== Selected extract ==
--*--

- Theatrical poster for Madame Aema 9 (1993)
- Hangul: 애마부인 9
- Hanja: 愛麻婦人 9
- RR: Aemabuin 9
- MR: Aemabuin 9
- Directed by: Kim Sung-su
- Written by: Song Jae-beom
- Produced by: Choe Chun-ji
- Starring: Jin Ju-hui
- Cinematography: Seo Il-ryong
- Edited by: Cho Ki-hyung
- Music by: Gang In-hyeok
- Distributed by: Yun Bang Films Co., Ltd.
- Release date: November 6, 1993;
- Running time: 95 minutes
- Country: South Korea
- Language: Korean

= Madame Aema 9 =

Madame Aema 9 is a 1993 South Korean film directed by Kim Sung-su. It was the ninth in the Madame Aema series, the longest-running film series in Korean cinema.

--*--

== Set task 1 ==
Translate this sentence from the film article into French: "It was the ninth in the Madame Aema series, the longest-running film series in Korean cinema."
The film article and the listing that comes after it are unrelated and should be treated as separate material.

== Element and region data ==
--*--

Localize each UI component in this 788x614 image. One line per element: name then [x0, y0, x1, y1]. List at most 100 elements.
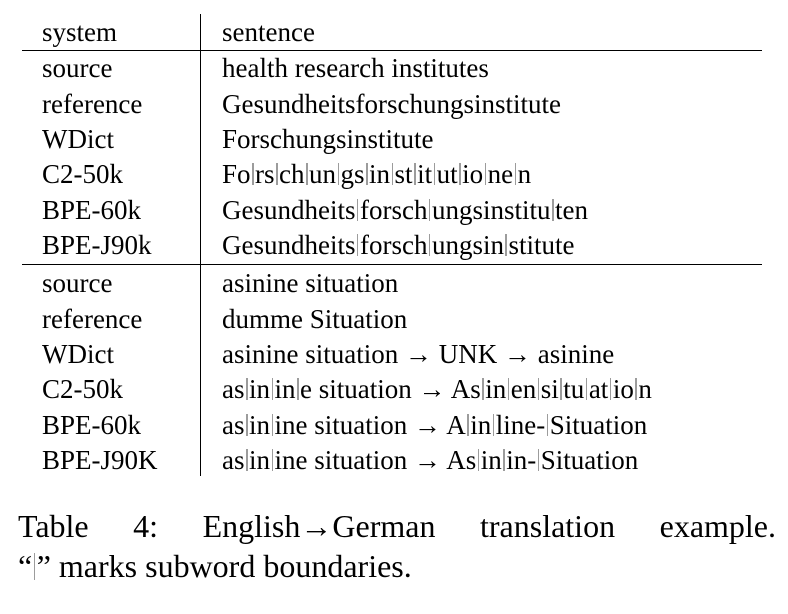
- subword-segment: Gesundheits: [222, 230, 356, 260]
- system-cell: WDict: [42, 124, 114, 154]
- subword-segment: tu: [563, 374, 585, 404]
- subword-segment: asinine situation → UNK → asinine: [222, 339, 615, 369]
- subword-boundary-bar: [271, 378, 274, 400]
- subword-segment: si: [540, 374, 559, 404]
- sentence-cell: asinine situation → UNK → asinine: [222, 336, 614, 372]
- group-separator-rule: [22, 264, 762, 265]
- subword-segment: Gesundheits: [222, 195, 356, 225]
- caption-open-quote: “: [18, 548, 33, 584]
- sentence-cell: health research institutes: [222, 50, 489, 86]
- subword-segment: Forschungsinstitute: [222, 124, 434, 154]
- subword-boundary-bar: [366, 163, 368, 185]
- subword-boundary-bar: [552, 199, 554, 221]
- sentence-cell: Forschungsinstitute: [222, 121, 434, 157]
- system-cell: BPE-60k: [42, 410, 142, 440]
- subword-segment: at: [588, 374, 609, 404]
- caption-word: example.: [659, 508, 776, 544]
- subword-segment: in: [274, 374, 296, 404]
- subword-boundary-bar: [306, 163, 308, 185]
- subword-segment: line-: [495, 410, 546, 440]
- sentence-cell: Gesundheitsforschungsinstitute: [222, 86, 561, 122]
- subword-segment: health research institutes: [222, 53, 489, 83]
- header-rule: [22, 50, 762, 51]
- caption-word: Table: [18, 508, 89, 544]
- subword-segment: stitute: [508, 230, 575, 260]
- caption-line-1: Table 4: English→German translation example.: [18, 506, 776, 546]
- subword-segment: in: [369, 159, 391, 189]
- subword-boundary-bar: [297, 378, 299, 400]
- subword-boundary-bar: [635, 378, 637, 400]
- subword-boundary-bar: [507, 378, 510, 400]
- subword-boundary-bar: [414, 163, 416, 185]
- caption-word: translation: [479, 508, 616, 544]
- subword-boundary-bar: [467, 414, 469, 436]
- subword-boundary-bar: [246, 449, 248, 471]
- subword-boundary-bar: [492, 414, 495, 436]
- subword-boundary-bar: [459, 163, 461, 185]
- sentence-cell: dumme Situation: [222, 301, 407, 337]
- system-cell: C2-50k: [42, 374, 123, 404]
- header-system: system: [42, 17, 118, 47]
- subword-boundary-bar: [391, 163, 394, 185]
- subword-boundary-bar: [246, 414, 248, 436]
- subword-boundary-bar: [271, 414, 274, 436]
- subword-segment: in: [485, 374, 507, 404]
- subword-segment: Gesundheitsforschungsinstitute: [222, 89, 561, 119]
- subword-segment: as: [222, 410, 245, 440]
- table-caption: Table 4: English→German translation example.…: [18, 506, 778, 586]
- subword-segment: io: [462, 159, 484, 189]
- subword-boundary-bar: [276, 163, 278, 185]
- subword-segment: ne: [487, 159, 514, 189]
- subword-segment: as: [222, 374, 245, 404]
- subword-segment: Situation: [540, 445, 639, 475]
- subword-boundary-bar: [537, 378, 540, 400]
- subword-segment: rs: [255, 159, 275, 189]
- system-cell: C2-50k: [42, 159, 123, 189]
- caption-word: English→German: [202, 508, 436, 544]
- subword-segment: ine situation → As: [274, 445, 477, 475]
- subword-segment: it: [417, 159, 433, 189]
- sentence-cell: asinine situation: [222, 265, 398, 301]
- subword-segment: dumme Situation: [222, 304, 408, 334]
- subword-boundary-bar: [477, 449, 480, 471]
- subword-boundary-bar: [428, 199, 431, 221]
- subword-segment: ch: [279, 159, 305, 189]
- subword-segment: forsch: [359, 230, 428, 260]
- subword-boundary-bar: [428, 234, 431, 256]
- sentence-cell: as in ine situation → As in in- Situation: [222, 442, 638, 478]
- system-cell: reference: [42, 304, 143, 334]
- subword-segment: Fo: [222, 159, 251, 189]
- subword-segment: e situation → As: [300, 374, 481, 404]
- subword-boundary-bar: [514, 163, 517, 185]
- subword-segment: asinine situation: [222, 268, 399, 298]
- sentence-cell: Gesundheits forsch ungsinstitu ten: [222, 192, 588, 228]
- subword-boundary-bar: [585, 378, 588, 400]
- subword-boundary-bar: [33, 553, 36, 580]
- subword-boundary-bar: [356, 234, 359, 256]
- subword-segment: un: [309, 159, 337, 189]
- column-divider: [200, 14, 201, 476]
- system-cell: BPE-J90K: [42, 445, 158, 475]
- subword-boundary-bar: [484, 163, 487, 185]
- subword-boundary-bar: [560, 378, 562, 400]
- subword-segment: io: [612, 374, 634, 404]
- subword-segment: ten: [555, 195, 588, 225]
- subword-segment: en: [510, 374, 537, 404]
- subword-boundary-bar: [356, 199, 359, 221]
- subword-boundary-bar: [433, 163, 436, 185]
- system-cell: reference: [42, 89, 143, 119]
- subword-segment: st: [394, 159, 413, 189]
- subword-segment: Situation: [549, 410, 648, 440]
- subword-boundary-bar: [546, 414, 549, 436]
- caption-text: ” marks subword boundaries.: [36, 548, 412, 584]
- system-cell: source: [42, 53, 113, 83]
- subword-segment: in: [249, 410, 271, 440]
- header-sentence: sentence: [222, 17, 315, 47]
- subword-segment: in-: [506, 445, 537, 475]
- sentence-cell: Fo rs ch un gs in st it ut io ne n: [222, 156, 531, 192]
- caption-line-2: “” marks subword boundaries.: [18, 546, 778, 586]
- subword-boundary-bar: [337, 163, 340, 185]
- system-cell: source: [42, 268, 113, 298]
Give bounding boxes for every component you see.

--*--

== Set task 2 ==
From the listing, reproduce everything from the line containing "- subword-segment: Gesundheits: [222, 230, 356, 260]" down to the line containing "- sentence-cell: health", both included.

== Full output 1 ==
Il s'agissait du neuvième film de la série Madame Aema, la série de films la plus longue du cinéma coréen.

== Full output 2 ==
- subword-segment: Gesundheits: [222, 230, 356, 260]
- system-cell: WDict: [42, 124, 114, 154]
- subword-segment: tu: [563, 374, 585, 404]
- subword-segment: asinine situation → UNK → asinine: [222, 339, 615, 369]
- subword-boundary-bar: [271, 378, 274, 400]
- subword-segment: si: [540, 374, 559, 404]
- sentence-cell: asinine situation → UNK → asinine: [222, 336, 614, 372]
- group-separator-rule: [22, 264, 762, 265]
- subword-segment: Gesundheits: [222, 195, 356, 225]
- caption-open-quote: “: [18, 548, 33, 584]
- sentence-cell: health research institutes: [222, 50, 489, 86]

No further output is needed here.